_To do_. Copy out all lines that hold "shown".

_Record list_.
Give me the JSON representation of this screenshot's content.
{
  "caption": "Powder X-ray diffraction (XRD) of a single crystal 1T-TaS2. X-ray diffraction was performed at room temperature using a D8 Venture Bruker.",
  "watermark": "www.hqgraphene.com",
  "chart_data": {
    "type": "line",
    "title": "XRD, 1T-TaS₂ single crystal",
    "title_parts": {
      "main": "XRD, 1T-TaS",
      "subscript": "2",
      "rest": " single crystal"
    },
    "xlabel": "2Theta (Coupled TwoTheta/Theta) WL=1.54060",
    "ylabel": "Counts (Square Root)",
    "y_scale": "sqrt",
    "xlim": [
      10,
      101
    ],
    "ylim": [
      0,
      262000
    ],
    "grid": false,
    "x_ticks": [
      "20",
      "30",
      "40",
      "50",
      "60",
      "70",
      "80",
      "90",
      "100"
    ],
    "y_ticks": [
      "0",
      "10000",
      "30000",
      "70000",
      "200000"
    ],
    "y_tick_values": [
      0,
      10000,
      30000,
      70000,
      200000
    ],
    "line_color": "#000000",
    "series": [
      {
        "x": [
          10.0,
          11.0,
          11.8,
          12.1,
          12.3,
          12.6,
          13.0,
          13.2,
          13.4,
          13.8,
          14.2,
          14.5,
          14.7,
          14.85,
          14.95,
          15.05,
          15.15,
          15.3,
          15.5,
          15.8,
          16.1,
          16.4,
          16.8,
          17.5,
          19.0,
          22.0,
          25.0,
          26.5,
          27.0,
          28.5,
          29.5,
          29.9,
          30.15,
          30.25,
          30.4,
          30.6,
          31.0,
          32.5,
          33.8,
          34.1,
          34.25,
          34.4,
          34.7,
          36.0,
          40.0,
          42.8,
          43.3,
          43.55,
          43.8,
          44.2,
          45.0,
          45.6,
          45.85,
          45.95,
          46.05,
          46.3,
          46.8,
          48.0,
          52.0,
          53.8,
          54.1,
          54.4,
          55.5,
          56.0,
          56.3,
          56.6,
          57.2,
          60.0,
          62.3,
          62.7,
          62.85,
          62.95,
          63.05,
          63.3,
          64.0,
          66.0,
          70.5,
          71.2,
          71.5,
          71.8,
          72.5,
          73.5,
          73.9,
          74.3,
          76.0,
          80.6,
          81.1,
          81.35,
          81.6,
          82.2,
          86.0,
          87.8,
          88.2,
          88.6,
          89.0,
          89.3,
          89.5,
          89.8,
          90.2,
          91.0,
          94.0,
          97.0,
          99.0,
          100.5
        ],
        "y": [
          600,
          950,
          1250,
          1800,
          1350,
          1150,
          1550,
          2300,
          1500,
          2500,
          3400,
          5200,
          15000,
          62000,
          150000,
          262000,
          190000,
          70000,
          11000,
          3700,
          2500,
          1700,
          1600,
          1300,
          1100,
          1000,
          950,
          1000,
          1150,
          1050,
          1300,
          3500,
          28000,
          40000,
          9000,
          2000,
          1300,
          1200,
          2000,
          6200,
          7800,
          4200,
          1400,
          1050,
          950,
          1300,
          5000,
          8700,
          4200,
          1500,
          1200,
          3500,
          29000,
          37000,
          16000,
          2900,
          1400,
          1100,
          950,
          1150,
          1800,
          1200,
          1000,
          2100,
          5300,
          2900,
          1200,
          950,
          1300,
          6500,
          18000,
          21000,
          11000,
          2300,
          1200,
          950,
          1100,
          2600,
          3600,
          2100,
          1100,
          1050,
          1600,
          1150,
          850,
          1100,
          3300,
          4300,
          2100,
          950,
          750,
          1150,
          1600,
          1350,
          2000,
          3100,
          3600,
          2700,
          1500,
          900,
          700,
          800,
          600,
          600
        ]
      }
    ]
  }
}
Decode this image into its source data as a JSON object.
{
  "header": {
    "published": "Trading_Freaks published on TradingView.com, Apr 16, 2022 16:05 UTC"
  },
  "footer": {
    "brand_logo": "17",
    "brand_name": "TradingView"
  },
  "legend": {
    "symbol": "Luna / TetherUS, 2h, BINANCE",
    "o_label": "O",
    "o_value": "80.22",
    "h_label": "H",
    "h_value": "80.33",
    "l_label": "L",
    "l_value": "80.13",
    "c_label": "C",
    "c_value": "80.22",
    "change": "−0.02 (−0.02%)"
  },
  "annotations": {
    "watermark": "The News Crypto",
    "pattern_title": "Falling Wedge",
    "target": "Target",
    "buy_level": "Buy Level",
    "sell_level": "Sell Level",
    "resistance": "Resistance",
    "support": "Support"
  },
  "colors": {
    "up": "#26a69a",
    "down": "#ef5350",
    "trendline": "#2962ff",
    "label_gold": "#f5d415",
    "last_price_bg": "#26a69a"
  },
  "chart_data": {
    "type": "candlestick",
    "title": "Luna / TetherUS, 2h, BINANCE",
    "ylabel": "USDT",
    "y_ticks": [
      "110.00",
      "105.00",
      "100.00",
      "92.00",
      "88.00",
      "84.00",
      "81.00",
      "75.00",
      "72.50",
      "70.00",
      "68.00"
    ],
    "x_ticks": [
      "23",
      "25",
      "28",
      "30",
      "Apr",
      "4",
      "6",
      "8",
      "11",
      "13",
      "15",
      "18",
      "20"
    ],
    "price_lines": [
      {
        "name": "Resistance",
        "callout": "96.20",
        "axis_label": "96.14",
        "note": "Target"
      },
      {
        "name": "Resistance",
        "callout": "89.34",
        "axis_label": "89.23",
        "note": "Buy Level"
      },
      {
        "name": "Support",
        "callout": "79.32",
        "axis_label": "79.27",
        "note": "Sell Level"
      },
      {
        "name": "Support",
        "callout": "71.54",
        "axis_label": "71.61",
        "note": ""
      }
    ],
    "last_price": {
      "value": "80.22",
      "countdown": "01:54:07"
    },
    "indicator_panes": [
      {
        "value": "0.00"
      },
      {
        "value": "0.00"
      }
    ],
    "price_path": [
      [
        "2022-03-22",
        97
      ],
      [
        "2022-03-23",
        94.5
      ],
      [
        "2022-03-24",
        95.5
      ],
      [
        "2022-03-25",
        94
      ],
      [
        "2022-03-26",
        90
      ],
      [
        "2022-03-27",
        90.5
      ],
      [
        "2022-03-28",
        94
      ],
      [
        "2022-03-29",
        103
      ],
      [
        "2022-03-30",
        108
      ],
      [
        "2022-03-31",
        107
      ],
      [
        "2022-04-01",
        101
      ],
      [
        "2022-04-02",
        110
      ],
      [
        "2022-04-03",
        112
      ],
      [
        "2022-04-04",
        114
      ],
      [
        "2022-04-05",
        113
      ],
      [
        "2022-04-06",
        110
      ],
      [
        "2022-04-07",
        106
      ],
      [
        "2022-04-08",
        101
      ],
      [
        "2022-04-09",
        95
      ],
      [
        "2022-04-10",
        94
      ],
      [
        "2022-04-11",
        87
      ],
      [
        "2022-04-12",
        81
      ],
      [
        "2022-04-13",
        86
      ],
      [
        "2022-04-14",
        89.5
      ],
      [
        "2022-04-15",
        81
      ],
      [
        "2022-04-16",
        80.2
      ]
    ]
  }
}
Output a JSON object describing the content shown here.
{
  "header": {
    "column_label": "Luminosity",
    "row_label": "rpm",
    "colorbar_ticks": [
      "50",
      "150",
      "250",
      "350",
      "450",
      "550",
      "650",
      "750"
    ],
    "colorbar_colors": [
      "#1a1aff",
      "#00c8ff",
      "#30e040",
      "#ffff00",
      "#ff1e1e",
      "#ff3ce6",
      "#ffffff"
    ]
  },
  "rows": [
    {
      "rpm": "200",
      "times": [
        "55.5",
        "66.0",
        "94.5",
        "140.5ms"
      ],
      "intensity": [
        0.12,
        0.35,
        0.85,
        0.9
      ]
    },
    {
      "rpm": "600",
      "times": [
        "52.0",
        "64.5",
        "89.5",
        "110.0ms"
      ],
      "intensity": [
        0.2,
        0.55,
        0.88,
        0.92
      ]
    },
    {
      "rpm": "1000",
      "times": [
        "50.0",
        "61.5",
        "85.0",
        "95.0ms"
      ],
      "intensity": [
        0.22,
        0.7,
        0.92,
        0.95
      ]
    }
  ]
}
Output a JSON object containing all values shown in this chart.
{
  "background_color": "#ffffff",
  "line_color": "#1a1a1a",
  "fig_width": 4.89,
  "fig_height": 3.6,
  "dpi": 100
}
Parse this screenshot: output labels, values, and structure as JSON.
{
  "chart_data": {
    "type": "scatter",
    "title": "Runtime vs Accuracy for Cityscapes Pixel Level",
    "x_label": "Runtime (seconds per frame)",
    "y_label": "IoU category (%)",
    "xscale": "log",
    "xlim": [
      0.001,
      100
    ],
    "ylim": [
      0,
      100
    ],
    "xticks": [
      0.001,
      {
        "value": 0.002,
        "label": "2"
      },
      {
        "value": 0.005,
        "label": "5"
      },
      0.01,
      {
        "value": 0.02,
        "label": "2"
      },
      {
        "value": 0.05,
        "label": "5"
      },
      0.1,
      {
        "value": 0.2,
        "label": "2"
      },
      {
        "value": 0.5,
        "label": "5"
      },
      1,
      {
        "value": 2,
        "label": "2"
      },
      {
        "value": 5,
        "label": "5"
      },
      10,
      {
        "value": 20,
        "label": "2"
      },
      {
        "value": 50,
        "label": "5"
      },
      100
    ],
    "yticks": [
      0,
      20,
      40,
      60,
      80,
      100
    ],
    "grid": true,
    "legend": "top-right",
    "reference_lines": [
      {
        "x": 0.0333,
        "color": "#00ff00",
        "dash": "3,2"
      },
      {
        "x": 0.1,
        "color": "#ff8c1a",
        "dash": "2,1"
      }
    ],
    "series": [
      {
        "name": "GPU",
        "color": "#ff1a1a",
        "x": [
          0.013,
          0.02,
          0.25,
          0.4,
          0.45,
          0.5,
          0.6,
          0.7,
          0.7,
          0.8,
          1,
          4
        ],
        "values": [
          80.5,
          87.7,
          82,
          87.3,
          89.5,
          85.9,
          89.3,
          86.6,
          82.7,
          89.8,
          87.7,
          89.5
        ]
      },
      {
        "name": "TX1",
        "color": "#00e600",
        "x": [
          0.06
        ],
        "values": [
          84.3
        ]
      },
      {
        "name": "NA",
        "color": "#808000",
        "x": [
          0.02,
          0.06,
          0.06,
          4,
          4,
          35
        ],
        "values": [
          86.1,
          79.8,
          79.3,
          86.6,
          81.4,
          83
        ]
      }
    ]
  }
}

_Solution to the exercise_.
Output a JSON object describing the content shown here.
Output a JSON object containing all values shown in this chart.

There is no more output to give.